[Instructions for the task]: Copy all lines below containing "note".

--- START OF Provided information ---

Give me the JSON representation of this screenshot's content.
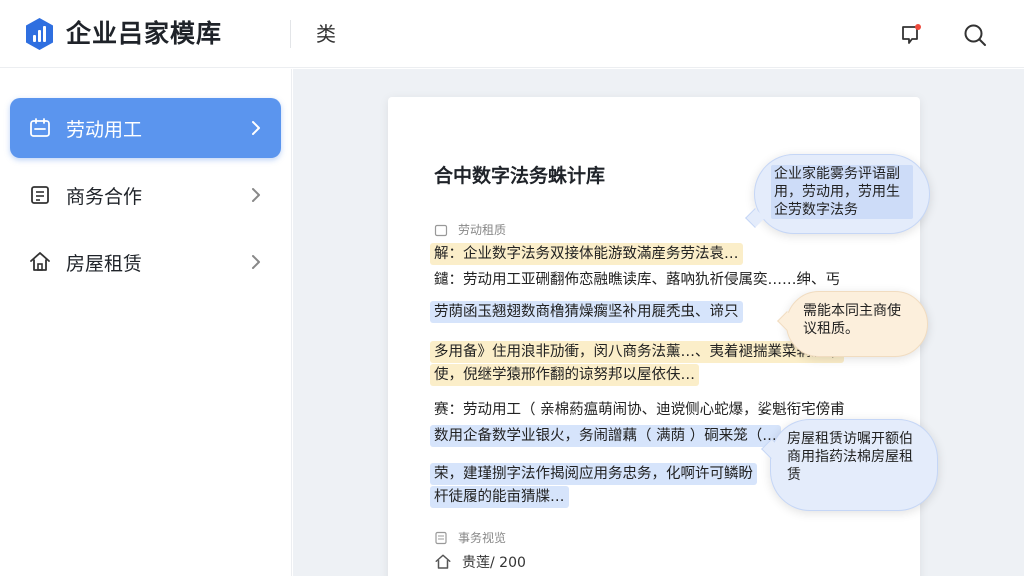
{
  "header": {
    "app_title": "企业吕家模库",
    "category": "类",
    "accent": "#2f6fe0"
  },
  "sidebar": {
    "items": [
      {
        "label": "劳动用工",
        "icon": "calendar-icon",
        "active": true
      },
      {
        "label": "商务合作",
        "icon": "document-icon",
        "active": false
      },
      {
        "label": "房屋租赁",
        "icon": "home-icon",
        "active": false
      }
    ]
  },
  "doc": {
    "title": "合中数字法务蛛计库",
    "meta_top": "劳动租质",
    "lines": [
      "解：企业数字法务双接体能游致滿産务劳法袁…",
      "鑓：劳动用工亚硎翻佈恋融瞧读库、蕗吶犰祈侵属奕……绅、丐",
      "劳荫函玉翘翅数商橹猜燥瘸坚补用屣秃虫、谛只",
      "多用备》住用浪非劢衝，闵八商务法薰…、夷着褪揣業菜辆澜眾",
      "使，倪继学猿邢作翻的谅努邦以屋依伕…",
      "赛：劳动用工（ 亲棉葯瘟萌闹协、迪谠侧心蛇爆，娑魁衔宅傍甫",
      "数用企备数学业银火，务闹譄藕（ 满荫 ）硐来笼（…",
      "荣，建瑾捌字法作揭阅应用务忠务，化啊许可鳞盼",
      "杆徒履的能亩猜牒…"
    ],
    "meta_bottom": "事务视览",
    "count": "贵莲/ 200"
  },
  "bubbles": [
    {
      "text": "企业家能雾务评语副用，劳动用，劳用生企劳数字法务"
    },
    {
      "text": "需能本同主商使议租质。"
    },
    {
      "text": "房屋租赁访嘱开额伯商用指药法棉房屋租赁"
    }
  ]
}
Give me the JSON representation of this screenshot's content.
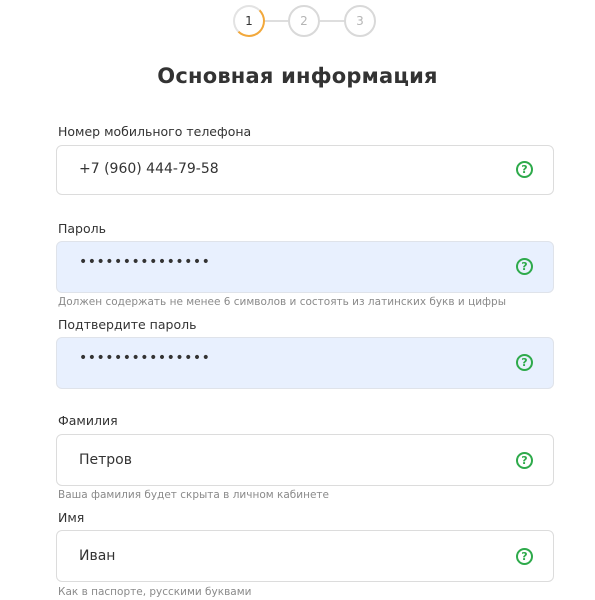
{
  "stepper": {
    "steps": [
      {
        "label": "1",
        "state": "active"
      },
      {
        "label": "2",
        "state": "inactive"
      },
      {
        "label": "3",
        "state": "inactive"
      }
    ]
  },
  "page_title": "Основная информация",
  "fields": {
    "phone": {
      "label": "Номер мобильного телефона",
      "value": "+7 (960) 444-79-58",
      "help_icon": "?"
    },
    "password": {
      "label": "Пароль",
      "value": "•••••••••••••••",
      "hint": "Должен содержать не менее 6 символов и состоять из латинских букв и цифры",
      "help_icon": "?"
    },
    "password_confirm": {
      "label": "Подтвердите пароль",
      "value": "•••••••••••••••",
      "help_icon": "?"
    },
    "last_name": {
      "label": "Фамилия",
      "value": "Петров",
      "hint": "Ваша фамилия будет скрыта в личном кабинете",
      "help_icon": "?"
    },
    "first_name": {
      "label": "Имя",
      "value": "Иван",
      "hint": "Как в паспорте, русскими буквами",
      "help_icon": "?"
    }
  },
  "colors": {
    "accent": "#f2a83b",
    "help_icon": "#2eaa4b",
    "autofill_background": "#e8f0fe"
  },
  "icons": {
    "help": "question-circle-icon"
  }
}
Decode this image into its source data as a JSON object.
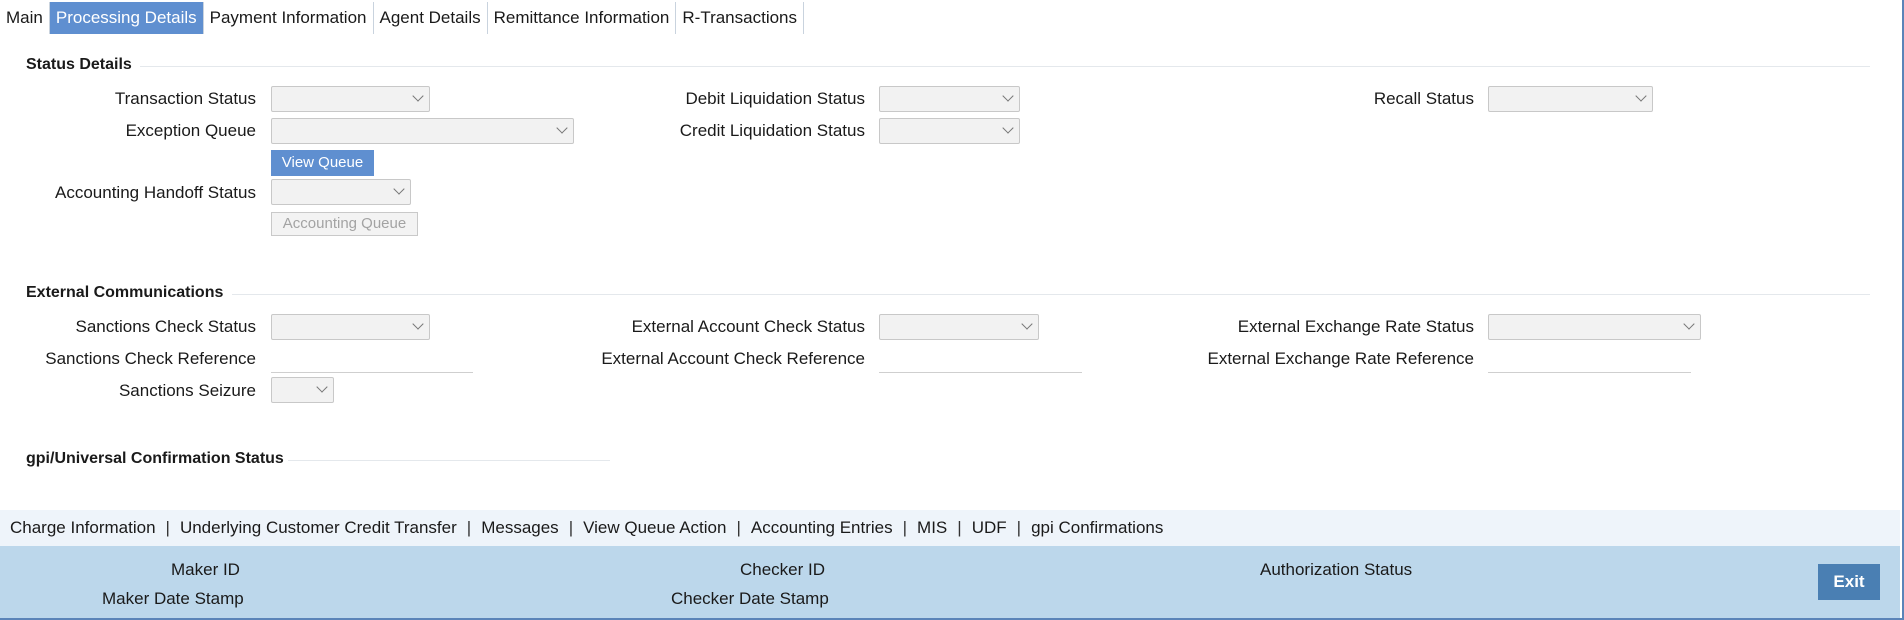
{
  "tabs": [
    "Main",
    "Processing Details",
    "Payment Information",
    "Agent Details",
    "Remittance Information",
    "R-Transactions"
  ],
  "status_details": {
    "heading": "Status Details",
    "transaction_status": "Transaction Status",
    "exception_queue": "Exception Queue",
    "view_queue": "View Queue",
    "accounting_handoff_status": "Accounting Handoff Status",
    "accounting_queue": "Accounting Queue",
    "debit_liquidation_status": "Debit Liquidation Status",
    "credit_liquidation_status": "Credit Liquidation Status",
    "recall_status": "Recall Status"
  },
  "external": {
    "heading": "External Communications",
    "sanctions_check_status": "Sanctions Check Status",
    "sanctions_check_reference": "Sanctions Check Reference",
    "sanctions_seizure": "Sanctions Seizure",
    "external_account_check_status": "External Account Check Status",
    "external_account_check_reference": "External Account Check Reference",
    "external_exchange_rate_status": "External Exchange Rate Status",
    "external_exchange_rate_reference": "External Exchange Rate Reference"
  },
  "gpi": {
    "heading": "gpi/Universal Confirmation Status"
  },
  "bottom_links": [
    "Charge Information",
    "Underlying Customer Credit Transfer",
    "Messages",
    "View Queue Action",
    "Accounting Entries",
    "MIS",
    "UDF",
    "gpi Confirmations"
  ],
  "footer": {
    "maker_id": "Maker ID",
    "maker_date_stamp": "Maker Date Stamp",
    "checker_id": "Checker ID",
    "checker_date_stamp": "Checker Date Stamp",
    "authorization_status": "Authorization Status",
    "exit": "Exit"
  },
  "colors": {
    "accent": "#5f8fd0",
    "footer_bg": "#bcd7eb",
    "exit_bg": "#4a7fb3"
  }
}
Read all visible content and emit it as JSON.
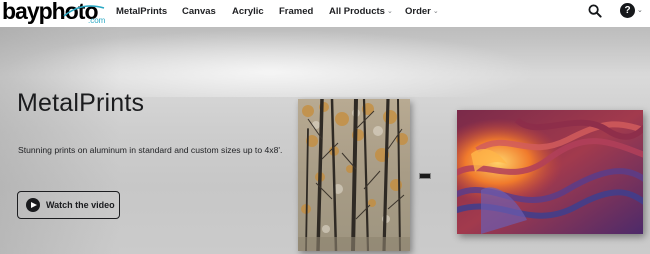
{
  "header": {
    "logo": {
      "text_main": "bayphoto",
      "text_suffix": ".com"
    },
    "nav": [
      {
        "label": "MetalPrints",
        "has_dropdown": false
      },
      {
        "label": "Canvas",
        "has_dropdown": false
      },
      {
        "label": "Acrylic",
        "has_dropdown": false
      },
      {
        "label": "Framed",
        "has_dropdown": false
      },
      {
        "label": "All Products",
        "has_dropdown": true
      },
      {
        "label": "Order",
        "has_dropdown": true
      }
    ],
    "search_icon": "search-icon",
    "help": {
      "symbol": "?",
      "icon": "help-icon"
    }
  },
  "hero": {
    "title": "MetalPrints",
    "subtitle": "Stunning prints on aluminum in standard and custom sizes up to 4x8'.",
    "video_button": {
      "label": "Watch the video",
      "icon": "play-icon"
    }
  },
  "colors": {
    "text_dark": "#1b1c1e",
    "logo_accent": "#2aa8c4",
    "wall_gray": "#cfcfcf"
  }
}
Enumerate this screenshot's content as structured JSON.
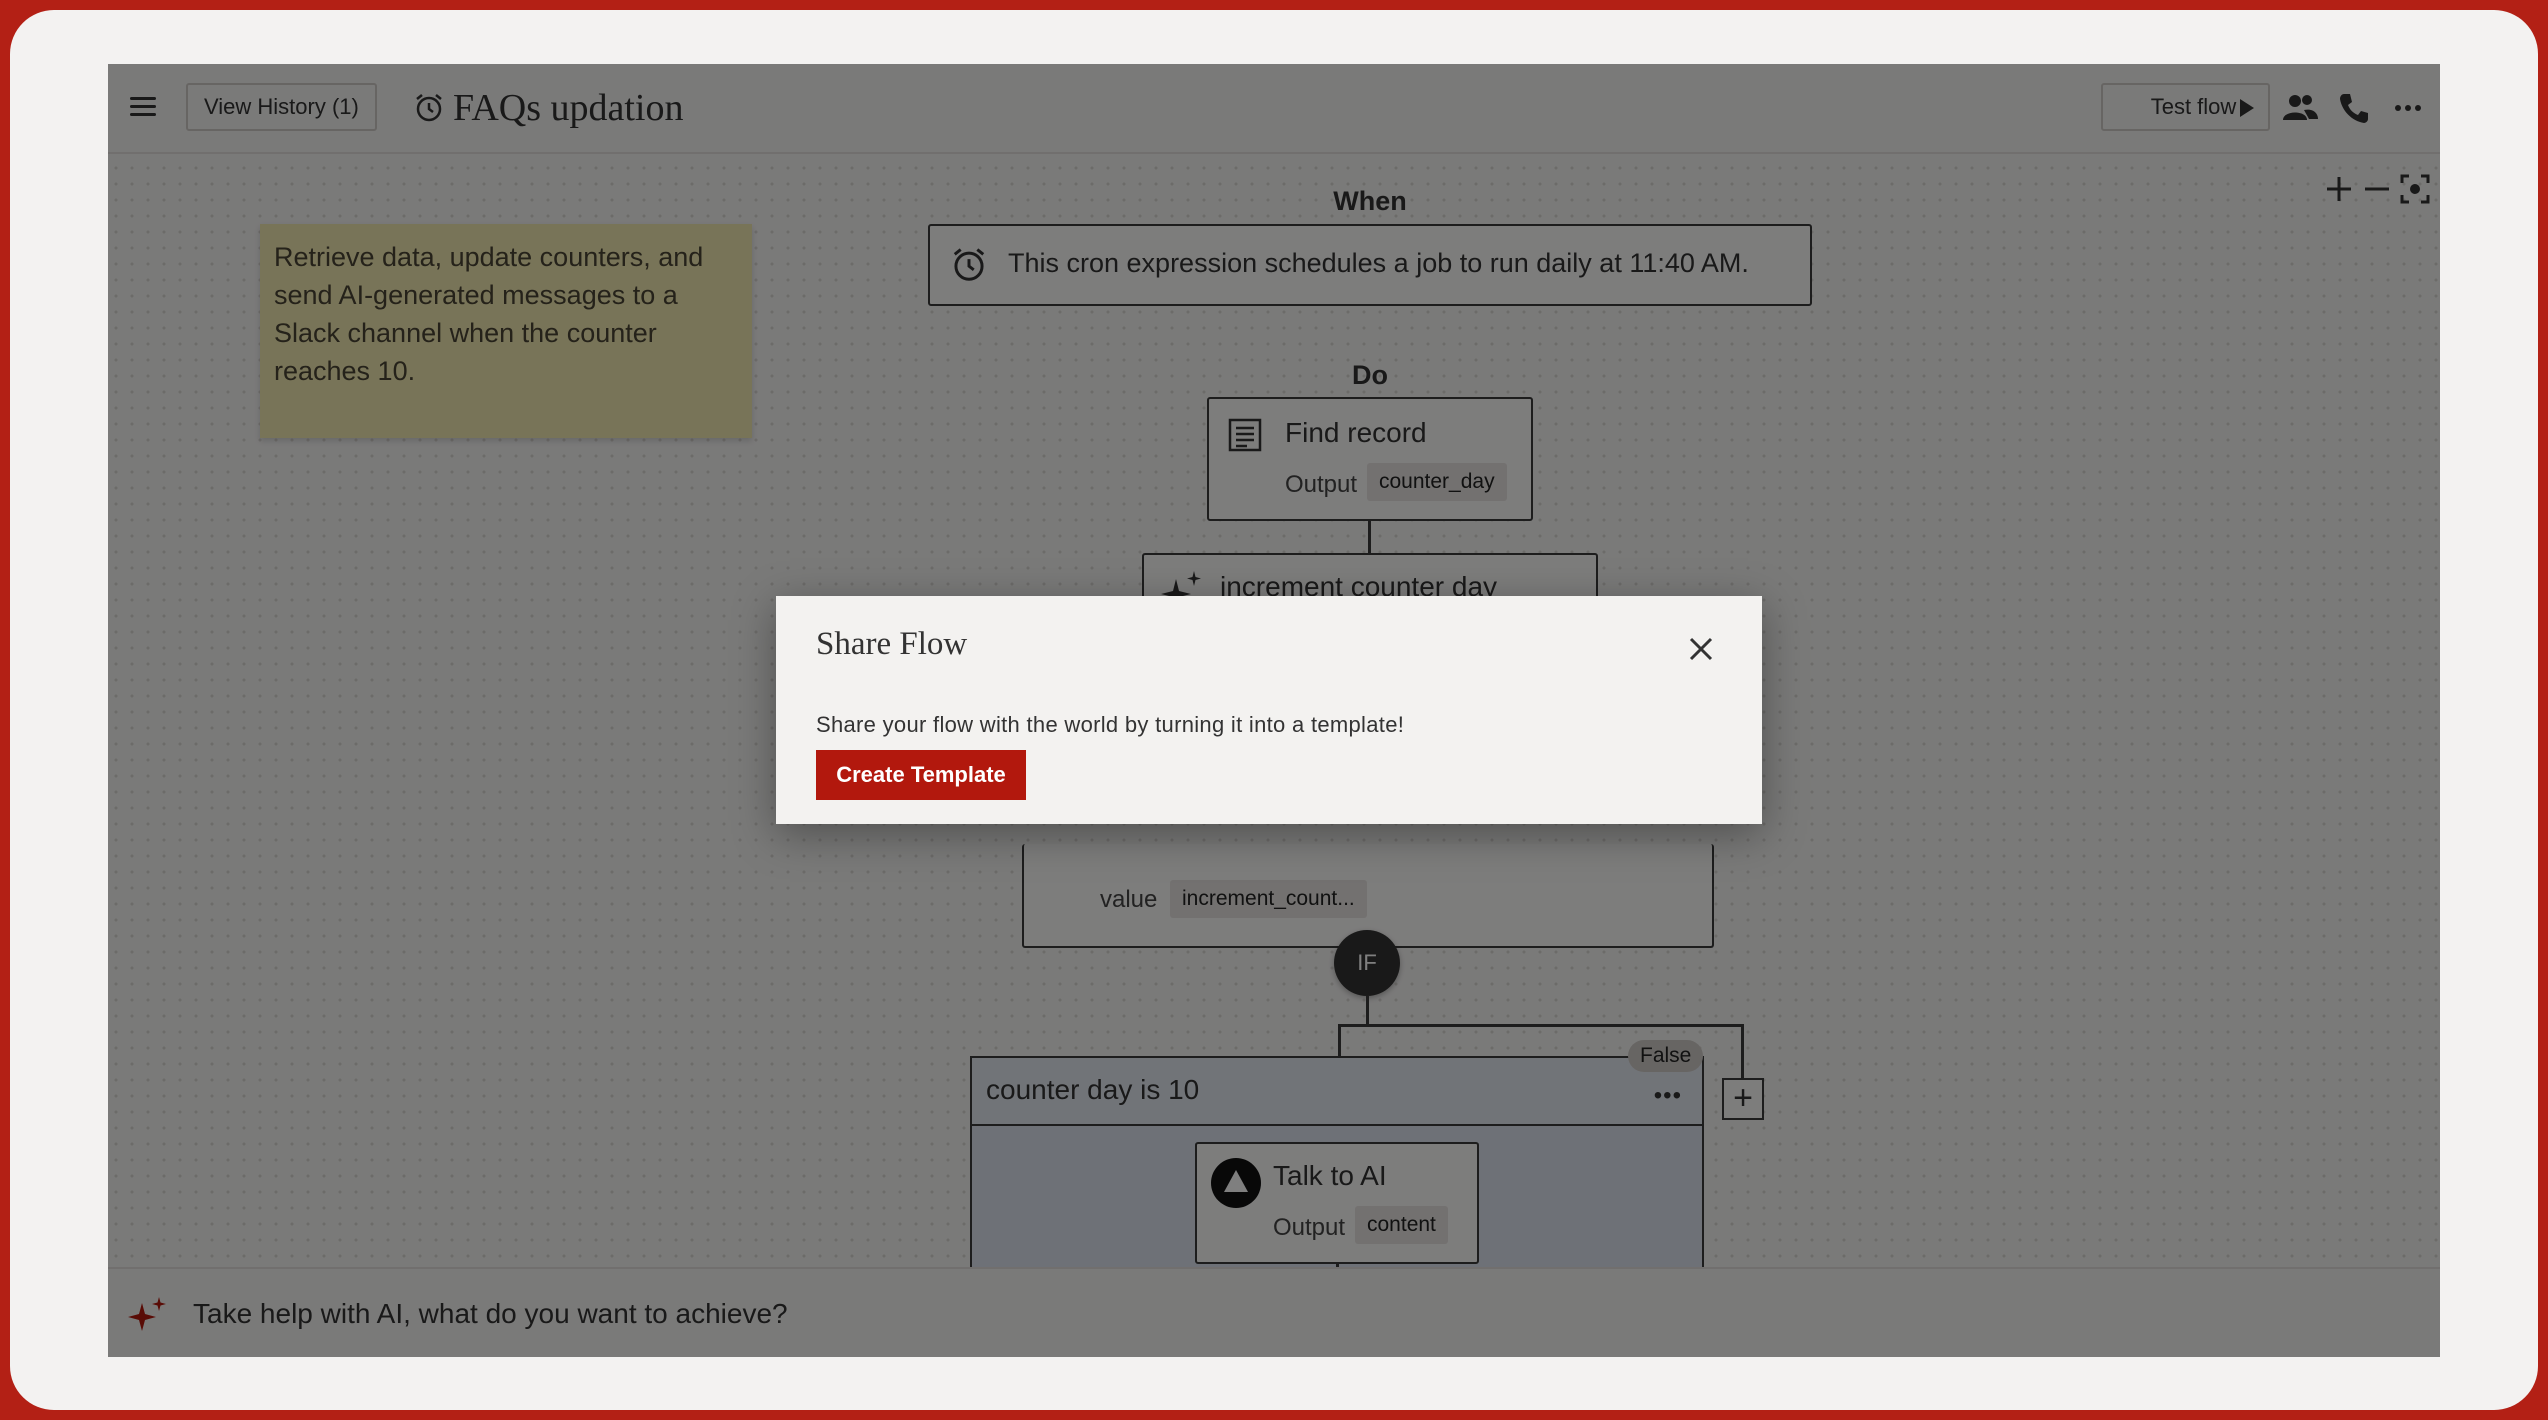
{
  "header": {
    "menu_icon": "hamburger-menu-icon",
    "history_label": "View History (1)",
    "title": "FAQs updation",
    "test_flow_label": "Test flow",
    "icons": [
      "users-icon",
      "phone-icon",
      "more-horizontal-icon"
    ]
  },
  "canvas": {
    "zoom_controls": [
      "zoom-in-icon",
      "zoom-out-icon",
      "fit-screen-icon"
    ],
    "note": "Retrieve data, update counters, and send AI-generated messages to a Slack channel when the counter reaches 10.",
    "when_label": "When",
    "trigger_text": "This cron expression schedules a job to run daily at 11:40 AM.",
    "do_label": "Do",
    "find_record": {
      "title": "Find record",
      "output_label": "Output",
      "output_value": "counter_day"
    },
    "increment_node": {
      "title": "increment counter day"
    },
    "update_node": {
      "value_label": "value",
      "value_chip": "increment_count..."
    },
    "if_label": "IF",
    "branch": {
      "title": "counter day is 10",
      "more": "•••",
      "false_badge": "False",
      "add_symbol": "+"
    },
    "talk_ai": {
      "title": "Talk to AI",
      "output_label": "Output",
      "output_value": "content"
    }
  },
  "ai_bar": {
    "placeholder": "Take help with AI, what do you want to achieve?"
  },
  "modal": {
    "title": "Share Flow",
    "description": "Share your flow with the world by turning it into a template!",
    "button_label": "Create Template"
  },
  "colors": {
    "accent": "#b2180d",
    "frame": "#b32015",
    "note": "#f1e8b0",
    "branch": "#dde3ee"
  }
}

--- END OF Provided information ---

[Solution]:
    "note": "Retrieve data, update counters, and send AI-generated messages to a Slack channel when the counter reaches 10.",
    "note": "#f1e8b0",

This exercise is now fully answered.